[Collected data entries]
▼▼▼

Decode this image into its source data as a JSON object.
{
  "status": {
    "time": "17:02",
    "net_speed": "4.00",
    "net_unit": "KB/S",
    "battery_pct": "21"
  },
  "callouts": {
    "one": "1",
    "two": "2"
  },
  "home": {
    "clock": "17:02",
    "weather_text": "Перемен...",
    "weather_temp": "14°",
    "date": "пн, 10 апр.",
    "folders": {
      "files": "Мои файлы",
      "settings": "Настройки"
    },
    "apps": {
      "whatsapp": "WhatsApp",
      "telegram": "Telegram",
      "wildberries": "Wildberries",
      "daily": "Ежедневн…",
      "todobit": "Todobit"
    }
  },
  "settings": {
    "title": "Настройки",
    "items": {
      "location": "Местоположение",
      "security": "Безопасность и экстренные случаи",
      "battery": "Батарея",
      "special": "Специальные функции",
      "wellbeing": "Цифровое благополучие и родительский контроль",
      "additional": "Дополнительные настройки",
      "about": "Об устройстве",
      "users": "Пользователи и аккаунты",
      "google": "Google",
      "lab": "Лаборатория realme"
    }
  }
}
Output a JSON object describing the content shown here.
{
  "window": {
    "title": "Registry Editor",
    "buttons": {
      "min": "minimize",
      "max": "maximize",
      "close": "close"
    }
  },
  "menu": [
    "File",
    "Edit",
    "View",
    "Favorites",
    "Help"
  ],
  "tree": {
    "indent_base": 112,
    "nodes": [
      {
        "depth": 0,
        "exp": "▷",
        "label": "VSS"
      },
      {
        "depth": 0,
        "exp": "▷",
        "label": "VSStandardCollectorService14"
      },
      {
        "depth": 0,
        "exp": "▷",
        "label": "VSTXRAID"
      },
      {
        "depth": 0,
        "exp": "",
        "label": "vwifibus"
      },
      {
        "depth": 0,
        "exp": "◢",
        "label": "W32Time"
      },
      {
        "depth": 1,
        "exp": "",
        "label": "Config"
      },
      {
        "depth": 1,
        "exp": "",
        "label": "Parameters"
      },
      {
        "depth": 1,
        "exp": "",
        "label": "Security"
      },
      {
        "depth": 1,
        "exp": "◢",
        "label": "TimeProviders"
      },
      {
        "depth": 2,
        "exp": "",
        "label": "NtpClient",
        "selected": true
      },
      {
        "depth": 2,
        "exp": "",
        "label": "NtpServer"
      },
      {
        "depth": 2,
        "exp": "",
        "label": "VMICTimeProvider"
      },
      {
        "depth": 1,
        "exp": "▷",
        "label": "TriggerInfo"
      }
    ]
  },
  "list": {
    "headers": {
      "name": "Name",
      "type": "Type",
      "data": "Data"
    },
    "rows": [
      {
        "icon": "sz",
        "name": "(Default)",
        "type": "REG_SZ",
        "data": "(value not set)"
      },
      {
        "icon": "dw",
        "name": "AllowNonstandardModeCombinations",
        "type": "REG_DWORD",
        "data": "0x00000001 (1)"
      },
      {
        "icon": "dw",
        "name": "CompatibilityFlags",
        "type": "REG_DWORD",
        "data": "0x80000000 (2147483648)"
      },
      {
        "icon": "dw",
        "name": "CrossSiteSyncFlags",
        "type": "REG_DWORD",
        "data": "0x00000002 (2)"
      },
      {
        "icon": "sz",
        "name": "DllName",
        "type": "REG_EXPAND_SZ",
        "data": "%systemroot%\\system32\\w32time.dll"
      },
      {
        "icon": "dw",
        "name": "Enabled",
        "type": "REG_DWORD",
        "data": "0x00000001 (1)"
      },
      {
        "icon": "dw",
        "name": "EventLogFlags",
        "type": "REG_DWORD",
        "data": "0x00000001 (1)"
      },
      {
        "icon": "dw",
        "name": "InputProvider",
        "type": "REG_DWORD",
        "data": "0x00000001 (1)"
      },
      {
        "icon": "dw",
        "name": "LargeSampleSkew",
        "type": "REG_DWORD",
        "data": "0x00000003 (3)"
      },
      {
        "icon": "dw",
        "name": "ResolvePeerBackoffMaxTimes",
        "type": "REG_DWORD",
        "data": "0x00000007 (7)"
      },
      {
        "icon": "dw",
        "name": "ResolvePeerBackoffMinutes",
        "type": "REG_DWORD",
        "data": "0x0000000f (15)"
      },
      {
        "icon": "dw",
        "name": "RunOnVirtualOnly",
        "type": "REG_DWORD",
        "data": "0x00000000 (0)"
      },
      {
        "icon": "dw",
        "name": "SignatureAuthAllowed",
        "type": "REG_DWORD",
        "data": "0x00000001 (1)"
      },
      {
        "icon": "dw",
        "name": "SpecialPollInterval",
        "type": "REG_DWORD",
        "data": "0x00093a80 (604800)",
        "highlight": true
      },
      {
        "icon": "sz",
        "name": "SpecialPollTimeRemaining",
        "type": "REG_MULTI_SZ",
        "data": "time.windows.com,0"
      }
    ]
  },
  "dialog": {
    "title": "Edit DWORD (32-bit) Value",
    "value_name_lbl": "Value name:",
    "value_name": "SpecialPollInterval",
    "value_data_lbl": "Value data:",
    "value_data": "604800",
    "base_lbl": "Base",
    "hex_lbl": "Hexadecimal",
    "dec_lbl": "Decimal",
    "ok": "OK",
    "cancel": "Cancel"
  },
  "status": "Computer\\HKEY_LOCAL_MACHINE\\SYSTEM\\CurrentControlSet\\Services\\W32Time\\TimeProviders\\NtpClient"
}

▲▲▲

-- Exercise directions --
Can you restate every record above word for word?

-- Response below --
Decode this image into its source data as a JSON object.
{
  "status": {
    "time": "17:02",
    "net_speed": "4.00",
    "net_unit": "KB/S",
    "battery_pct": "21"
  },
  "callouts": {
    "one": "1",
    "two": "2"
  },
  "home": {
    "clock": "17:02",
    "weather_text": "Перемен...",
    "weather_temp": "14°",
    "date": "пн, 10 апр.",
    "folders": {
      "files": "Мои файлы",
      "settings": "Настройки"
    },
    "apps": {
      "whatsapp": "WhatsApp",
      "telegram": "Telegram",
      "wildberries": "Wildberries",
      "daily": "Ежедневн…",
      "todobit": "Todobit"
    }
  },
  "settings": {
    "title": "Настройки",
    "items": {
      "location": "Местоположение",
      "security": "Безопасность и экстренные случаи",
      "battery": "Батарея",
      "special": "Специальные функции",
      "wellbeing": "Цифровое благополучие и родительский контроль",
      "additional": "Дополнительные настройки",
      "about": "Об устройстве",
      "users": "Пользователи и аккаунты",
      "google": "Google",
      "lab": "Лаборатория realme"
    }
  }
}
Output a JSON object describing the content shown here.
{
  "window": {
    "title": "Registry Editor",
    "buttons": {
      "min": "minimize",
      "max": "maximize",
      "close": "close"
    }
  },
  "menu": [
    "File",
    "Edit",
    "View",
    "Favorites",
    "Help"
  ],
  "tree": {
    "indent_base": 112,
    "nodes": [
      {
        "depth": 0,
        "exp": "▷",
        "label": "VSS"
      },
      {
        "depth": 0,
        "exp": "▷",
        "label": "VSStandardCollectorService14"
      },
      {
        "depth": 0,
        "exp": "▷",
        "label": "VSTXRAID"
      },
      {
        "depth": 0,
        "exp": "",
        "label": "vwifibus"
      },
      {
        "depth": 0,
        "exp": "◢",
        "label": "W32Time"
      },
      {
        "depth": 1,
        "exp": "",
        "label": "Config"
      },
      {
        "depth": 1,
        "exp": "",
        "label": "Parameters"
      },
      {
        "depth": 1,
        "exp": "",
        "label": "Security"
      },
      {
        "depth": 1,
        "exp": "◢",
        "label": "TimeProviders"
      },
      {
        "depth": 2,
        "exp": "",
        "label": "NtpClient",
        "selected": true
      },
      {
        "depth": 2,
        "exp": "",
        "label": "NtpServer"
      },
      {
        "depth": 2,
        "exp": "",
        "label": "VMICTimeProvider"
      },
      {
        "depth": 1,
        "exp": "▷",
        "label": "TriggerInfo"
      }
    ]
  },
  "list": {
    "headers": {
      "name": "Name",
      "type": "Type",
      "data": "Data"
    },
    "rows": [
      {
        "icon": "sz",
        "name": "(Default)",
        "type": "REG_SZ",
        "data": "(value not set)"
      },
      {
        "icon": "dw",
        "name": "AllowNonstandardModeCombinations",
        "type": "REG_DWORD",
        "data": "0x00000001 (1)"
      },
      {
        "icon": "dw",
        "name": "CompatibilityFlags",
        "type": "REG_DWORD",
        "data": "0x80000000 (2147483648)"
      },
      {
        "icon": "dw",
        "name": "CrossSiteSyncFlags",
        "type": "REG_DWORD",
        "data": "0x00000002 (2)"
      },
      {
        "icon": "sz",
        "name": "DllName",
        "type": "REG_EXPAND_SZ",
        "data": "%systemroot%\\system32\\w32time.dll"
      },
      {
        "icon": "dw",
        "name": "Enabled",
        "type": "REG_DWORD",
        "data": "0x00000001 (1)"
      },
      {
        "icon": "dw",
        "name": "EventLogFlags",
        "type": "REG_DWORD",
        "data": "0x00000001 (1)"
      },
      {
        "icon": "dw",
        "name": "InputProvider",
        "type": "REG_DWORD",
        "data": "0x00000001 (1)"
      },
      {
        "icon": "dw",
        "name": "LargeSampleSkew",
        "type": "REG_DWORD",
        "data": "0x00000003 (3)"
      },
      {
        "icon": "dw",
        "name": "ResolvePeerBackoffMaxTimes",
        "type": "REG_DWORD",
        "data": "0x00000007 (7)"
      },
      {
        "icon": "dw",
        "name": "ResolvePeerBackoffMinutes",
        "type": "REG_DWORD",
        "data": "0x0000000f (15)"
      },
      {
        "icon": "dw",
        "name": "RunOnVirtualOnly",
        "type": "REG_DWORD",
        "data": "0x00000000 (0)"
      },
      {
        "icon": "dw",
        "name": "SignatureAuthAllowed",
        "type": "REG_DWORD",
        "data": "0x00000001 (1)"
      },
      {
        "icon": "dw",
        "name": "SpecialPollInterval",
        "type": "REG_DWORD",
        "data": "0x00093a80 (604800)",
        "highlight": true
      },
      {
        "icon": "sz",
        "name": "SpecialPollTimeRemaining",
        "type": "REG_MULTI_SZ",
        "data": "time.windows.com,0"
      }
    ]
  },
  "dialog": {
    "title": "Edit DWORD (32-bit) Value",
    "value_name_lbl": "Value name:",
    "value_name": "SpecialPollInterval",
    "value_data_lbl": "Value data:",
    "value_data": "604800",
    "base_lbl": "Base",
    "hex_lbl": "Hexadecimal",
    "dec_lbl": "Decimal",
    "ok": "OK",
    "cancel": "Cancel"
  },
  "status": "Computer\\HKEY_LOCAL_MACHINE\\SYSTEM\\CurrentControlSet\\Services\\W32Time\\TimeProviders\\NtpClient"
}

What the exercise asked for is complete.